- _Sezione di testo_:

La battaglia più importante per la fine della guerra in Ucraina si sta svolgendo al telefono. I centralini della Casa Bianca sono impegnati costantemente a tessere una fitta rete di contatti con Mosca e Kiev per cercare di indirizzare ogni mossa, di fare in modo che nessuna carta si sposti nel castello che Donald Trump sta così faticosamente costruendo. Ma è un percorso fragile, viziato in partenza dal fatto che il principale negoziatore non ha davvero a cuore la pace, ma solo una soluzione di un conflitto che per gli Stati Uniti è diventato problematico e poco conveniente dal punto di vista economico. I due belligeranti al momento si prestano al gioco: accettano tutti gli appuntamenti fissati dallo Studio Ovale, rilasciano dichiarazioni piene di ottimismo e complimenti per la nuova amministrazione di Washington e poi restano a parlare per ore.

- _Compito scritto 1_:
Indica se ciascuna delle affermazioni (a), (b) e (c) concorda con il brano sulla guerra in Ucraina, rispondendo sì o no e citando le parole decisive del brano. (a) I due belligeranti rifiutano gli appuntamenti fissati dallo Studio Ovale. (b) Il principale negoziatore non ha davvero a cuore la pace. (c) Il percorso verso la fine della guerra è descritto come solido.

- _Elenchi di elementi e regioni_:
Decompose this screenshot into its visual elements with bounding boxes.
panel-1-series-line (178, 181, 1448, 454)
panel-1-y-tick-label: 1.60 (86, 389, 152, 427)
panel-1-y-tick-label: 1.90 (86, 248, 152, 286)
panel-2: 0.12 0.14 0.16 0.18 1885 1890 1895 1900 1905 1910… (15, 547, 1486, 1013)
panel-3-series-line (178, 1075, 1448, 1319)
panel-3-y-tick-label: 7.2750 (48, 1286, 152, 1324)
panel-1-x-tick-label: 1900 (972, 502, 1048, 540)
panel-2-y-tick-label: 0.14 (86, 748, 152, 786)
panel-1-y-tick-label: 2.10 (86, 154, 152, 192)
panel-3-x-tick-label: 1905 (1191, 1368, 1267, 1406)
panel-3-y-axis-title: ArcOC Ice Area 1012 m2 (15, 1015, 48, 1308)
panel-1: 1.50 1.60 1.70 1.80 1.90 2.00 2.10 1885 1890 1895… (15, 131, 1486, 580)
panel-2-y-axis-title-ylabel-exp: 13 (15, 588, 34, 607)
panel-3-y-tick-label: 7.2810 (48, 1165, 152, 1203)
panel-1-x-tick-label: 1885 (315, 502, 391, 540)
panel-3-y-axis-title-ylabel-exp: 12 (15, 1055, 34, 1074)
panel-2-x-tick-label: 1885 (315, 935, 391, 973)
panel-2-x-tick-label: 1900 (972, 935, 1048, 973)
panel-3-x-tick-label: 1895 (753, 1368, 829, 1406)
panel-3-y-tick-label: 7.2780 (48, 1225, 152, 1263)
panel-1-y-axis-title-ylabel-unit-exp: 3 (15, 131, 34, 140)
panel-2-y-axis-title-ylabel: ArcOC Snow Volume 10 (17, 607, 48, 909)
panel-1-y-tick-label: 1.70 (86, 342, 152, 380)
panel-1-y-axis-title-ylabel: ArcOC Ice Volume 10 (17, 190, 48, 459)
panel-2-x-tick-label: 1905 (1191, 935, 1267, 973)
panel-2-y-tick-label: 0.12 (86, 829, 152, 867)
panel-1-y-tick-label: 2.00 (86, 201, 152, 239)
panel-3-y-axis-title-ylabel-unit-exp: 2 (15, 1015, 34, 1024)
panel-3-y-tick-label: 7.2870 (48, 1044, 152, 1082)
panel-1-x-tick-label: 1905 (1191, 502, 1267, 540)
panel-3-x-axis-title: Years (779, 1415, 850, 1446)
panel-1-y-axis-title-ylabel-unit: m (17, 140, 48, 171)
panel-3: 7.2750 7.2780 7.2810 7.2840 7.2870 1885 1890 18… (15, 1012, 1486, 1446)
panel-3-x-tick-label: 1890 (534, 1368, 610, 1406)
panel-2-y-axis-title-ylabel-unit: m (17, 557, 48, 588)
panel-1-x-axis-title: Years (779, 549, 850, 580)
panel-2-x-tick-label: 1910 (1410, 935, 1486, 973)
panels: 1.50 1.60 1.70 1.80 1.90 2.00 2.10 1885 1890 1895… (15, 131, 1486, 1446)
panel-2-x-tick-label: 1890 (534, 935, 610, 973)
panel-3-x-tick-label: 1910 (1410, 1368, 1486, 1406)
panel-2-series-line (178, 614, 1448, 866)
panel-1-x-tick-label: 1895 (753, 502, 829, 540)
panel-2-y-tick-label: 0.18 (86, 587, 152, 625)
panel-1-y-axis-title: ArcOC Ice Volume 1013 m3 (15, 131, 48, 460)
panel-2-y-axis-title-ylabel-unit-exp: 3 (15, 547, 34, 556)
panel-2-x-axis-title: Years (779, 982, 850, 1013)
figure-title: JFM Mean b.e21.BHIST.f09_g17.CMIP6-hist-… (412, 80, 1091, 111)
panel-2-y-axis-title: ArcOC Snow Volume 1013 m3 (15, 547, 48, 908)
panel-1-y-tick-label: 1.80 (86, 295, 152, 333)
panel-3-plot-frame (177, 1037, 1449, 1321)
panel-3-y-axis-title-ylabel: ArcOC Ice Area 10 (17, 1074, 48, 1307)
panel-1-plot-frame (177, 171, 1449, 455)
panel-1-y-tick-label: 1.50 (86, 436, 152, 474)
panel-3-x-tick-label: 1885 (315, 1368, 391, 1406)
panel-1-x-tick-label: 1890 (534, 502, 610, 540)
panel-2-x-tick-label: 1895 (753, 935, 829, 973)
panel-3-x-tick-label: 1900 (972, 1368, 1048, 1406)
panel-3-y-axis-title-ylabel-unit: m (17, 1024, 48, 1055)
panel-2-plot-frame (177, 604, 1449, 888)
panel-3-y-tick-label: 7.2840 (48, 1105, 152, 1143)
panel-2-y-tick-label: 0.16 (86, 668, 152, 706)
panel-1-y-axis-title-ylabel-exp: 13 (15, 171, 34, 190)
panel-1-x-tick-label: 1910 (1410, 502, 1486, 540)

- _Compito scritto 2_:
Rinomina "series-line" in "linea-serie" nei record, dall'inizio fino alla riga che contiene "panel-2-y-tick-label: 0.12 (86, 829, 152, 867)" compresa, e riporta soltanto quelle righe lasciando invariato tutto il resto.

- _Soluzione 1_:
(a) No: "accettano tutti gli appuntamenti fissati dallo Studio Ovale".
(b) Sì: "il principale negoziatore non ha davvero a cuore la pace".
(c) No: "è un percorso fragile".

- _Soluzione 2_:
Decompose this screenshot into its visual elements with bounding boxes.
panel-1-linea-serie (178, 181, 1448, 454)
panel-1-y-tick-label: 1.60 (86, 389, 152, 427)
panel-1-y-tick-label: 1.90 (86, 248, 152, 286)
panel-2: 0.12 0.14 0.16 0.18 1885 1890 1895 1900 1905 1910… (15, 547, 1486, 1013)
panel-3-linea-serie (178, 1075, 1448, 1319)
panel-3-y-tick-label: 7.2750 (48, 1286, 152, 1324)
panel-1-x-tick-label: 1900 (972, 502, 1048, 540)
panel-2-y-tick-label: 0.14 (86, 748, 152, 786)
panel-1-y-tick-label: 2.10 (86, 154, 152, 192)
panel-3-x-tick-label: 1905 (1191, 1368, 1267, 1406)
panel-3-y-axis-title: ArcOC Ice Area 1012 m2 (15, 1015, 48, 1308)
panel-1: 1.50 1.60 1.70 1.80 1.90 2.00 2.10 1885 1890 1895… (15, 131, 1486, 580)
panel-2-y-axis-title-ylabel-exp: 13 (15, 588, 34, 607)
panel-3-y-tick-label: 7.2810 (48, 1165, 152, 1203)
panel-1-x-tick-label: 1885 (315, 502, 391, 540)
panel-3-y-axis-title-ylabel-exp: 12 (15, 1055, 34, 1074)
panel-2-x-tick-label: 1885 (315, 935, 391, 973)
panel-2-x-tick-label: 1900 (972, 935, 1048, 973)
panel-3-x-tick-label: 1895 (753, 1368, 829, 1406)
panel-3-y-tick-label: 7.2780 (48, 1225, 152, 1263)
panel-1-y-axis-title-ylabel-unit-exp: 3 (15, 131, 34, 140)
panel-2-y-axis-title-ylabel: ArcOC Snow Volume 10 (17, 607, 48, 909)
panel-1-y-tick-label: 1.70 (86, 342, 152, 380)
panel-1-y-axis-title-ylabel: ArcOC Ice Volume 10 (17, 190, 48, 459)
panel-2-x-tick-label: 1905 (1191, 935, 1267, 973)
panel-2-y-tick-label: 0.12 (86, 829, 152, 867)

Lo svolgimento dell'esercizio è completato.